* begin MATERIAL SUPPLIED *

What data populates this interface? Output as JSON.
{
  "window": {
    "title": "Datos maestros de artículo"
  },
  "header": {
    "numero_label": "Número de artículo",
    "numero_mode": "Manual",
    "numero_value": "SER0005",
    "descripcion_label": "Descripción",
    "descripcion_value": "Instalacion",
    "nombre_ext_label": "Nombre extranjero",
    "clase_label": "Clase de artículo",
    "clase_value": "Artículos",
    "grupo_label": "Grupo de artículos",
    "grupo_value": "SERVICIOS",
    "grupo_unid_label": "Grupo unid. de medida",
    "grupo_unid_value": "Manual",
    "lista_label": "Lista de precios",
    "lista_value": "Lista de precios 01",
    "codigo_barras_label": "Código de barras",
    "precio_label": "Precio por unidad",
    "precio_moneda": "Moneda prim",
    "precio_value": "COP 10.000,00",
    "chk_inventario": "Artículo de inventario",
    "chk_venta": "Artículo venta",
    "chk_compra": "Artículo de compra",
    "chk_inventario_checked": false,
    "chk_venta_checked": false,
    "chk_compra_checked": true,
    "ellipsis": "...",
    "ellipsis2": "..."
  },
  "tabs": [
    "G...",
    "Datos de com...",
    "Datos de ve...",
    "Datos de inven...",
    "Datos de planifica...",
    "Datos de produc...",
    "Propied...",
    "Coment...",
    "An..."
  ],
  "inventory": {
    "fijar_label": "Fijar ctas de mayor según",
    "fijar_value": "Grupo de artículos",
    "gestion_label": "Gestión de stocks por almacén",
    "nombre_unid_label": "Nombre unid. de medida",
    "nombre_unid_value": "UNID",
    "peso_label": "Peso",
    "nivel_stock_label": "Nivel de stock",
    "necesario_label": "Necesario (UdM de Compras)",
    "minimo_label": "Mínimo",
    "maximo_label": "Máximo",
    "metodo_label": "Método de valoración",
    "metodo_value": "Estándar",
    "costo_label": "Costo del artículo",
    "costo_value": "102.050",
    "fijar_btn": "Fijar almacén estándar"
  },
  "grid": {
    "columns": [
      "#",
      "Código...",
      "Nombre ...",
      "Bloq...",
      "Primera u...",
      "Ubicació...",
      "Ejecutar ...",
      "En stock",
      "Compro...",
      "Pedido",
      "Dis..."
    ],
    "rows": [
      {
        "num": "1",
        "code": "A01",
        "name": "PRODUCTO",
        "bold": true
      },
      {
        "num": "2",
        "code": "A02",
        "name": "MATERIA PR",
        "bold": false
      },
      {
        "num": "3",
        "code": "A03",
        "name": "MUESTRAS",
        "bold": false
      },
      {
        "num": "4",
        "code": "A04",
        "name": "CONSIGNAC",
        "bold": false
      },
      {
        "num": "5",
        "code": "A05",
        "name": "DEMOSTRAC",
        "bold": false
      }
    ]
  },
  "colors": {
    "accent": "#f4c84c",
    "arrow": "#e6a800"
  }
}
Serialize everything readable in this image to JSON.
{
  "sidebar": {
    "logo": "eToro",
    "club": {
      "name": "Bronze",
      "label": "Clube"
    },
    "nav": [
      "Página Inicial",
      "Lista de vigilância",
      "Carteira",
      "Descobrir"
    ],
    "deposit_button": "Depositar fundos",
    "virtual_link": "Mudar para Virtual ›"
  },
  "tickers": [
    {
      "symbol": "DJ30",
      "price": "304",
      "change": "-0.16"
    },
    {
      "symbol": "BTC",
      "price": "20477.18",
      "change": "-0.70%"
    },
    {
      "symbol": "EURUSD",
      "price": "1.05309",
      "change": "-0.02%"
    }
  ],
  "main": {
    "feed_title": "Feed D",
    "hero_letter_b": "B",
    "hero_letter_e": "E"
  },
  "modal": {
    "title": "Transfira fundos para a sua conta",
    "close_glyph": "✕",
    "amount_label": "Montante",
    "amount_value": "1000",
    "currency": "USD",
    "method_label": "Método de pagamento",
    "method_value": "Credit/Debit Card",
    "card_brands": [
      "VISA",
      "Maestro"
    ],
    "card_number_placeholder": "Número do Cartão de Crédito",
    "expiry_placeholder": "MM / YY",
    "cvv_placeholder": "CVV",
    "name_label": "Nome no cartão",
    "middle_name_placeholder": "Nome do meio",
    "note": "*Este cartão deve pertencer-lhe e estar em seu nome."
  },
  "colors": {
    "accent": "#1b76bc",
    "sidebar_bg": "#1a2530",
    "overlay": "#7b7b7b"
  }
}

* end MATERIAL SUPPLIED *

▸ WORK TO BE COMPLETED
Repeat only the stretch of lines starting at the one containing "Serialize everything readable" and running to the final line of the entries above.

▸ ANSWER IN FULL
Serialize everything readable in this image to JSON.
{
  "sidebar": {
    "logo": "eToro",
    "club": {
      "name": "Bronze",
      "label": "Clube"
    },
    "nav": [
      "Página Inicial",
      "Lista de vigilância",
      "Carteira",
      "Descobrir"
    ],
    "deposit_button": "Depositar fundos",
    "virtual_link": "Mudar para Virtual ›"
  },
  "tickers": [
    {
      "symbol": "DJ30",
      "price": "304",
      "change": "-0.16"
    },
    {
      "symbol": "BTC",
      "price": "20477.18",
      "change": "-0.70%"
    },
    {
      "symbol": "EURUSD",
      "price": "1.05309",
      "change": "-0.02%"
    }
  ],
  "main": {
    "feed_title": "Feed D",
    "hero_letter_b": "B",
    "hero_letter_e": "E"
  },
  "modal": {
    "title": "Transfira fundos para a sua conta",
    "close_glyph": "✕",
    "amount_label": "Montante",
    "amount_value": "1000",
    "currency": "USD",
    "method_label": "Método de pagamento",
    "method_value": "Credit/Debit Card",
    "card_brands": [
      "VISA",
      "Maestro"
    ],
    "card_number_placeholder": "Número do Cartão de Crédito",
    "expiry_placeholder": "MM / YY",
    "cvv_placeholder": "CVV",
    "name_label": "Nome no cartão",
    "middle_name_placeholder": "Nome do meio",
    "note": "*Este cartão deve pertencer-lhe e estar em seu nome."
  },
  "colors": {
    "accent": "#1b76bc",
    "sidebar_bg": "#1a2530",
    "overlay": "#7b7b7b"
  }
}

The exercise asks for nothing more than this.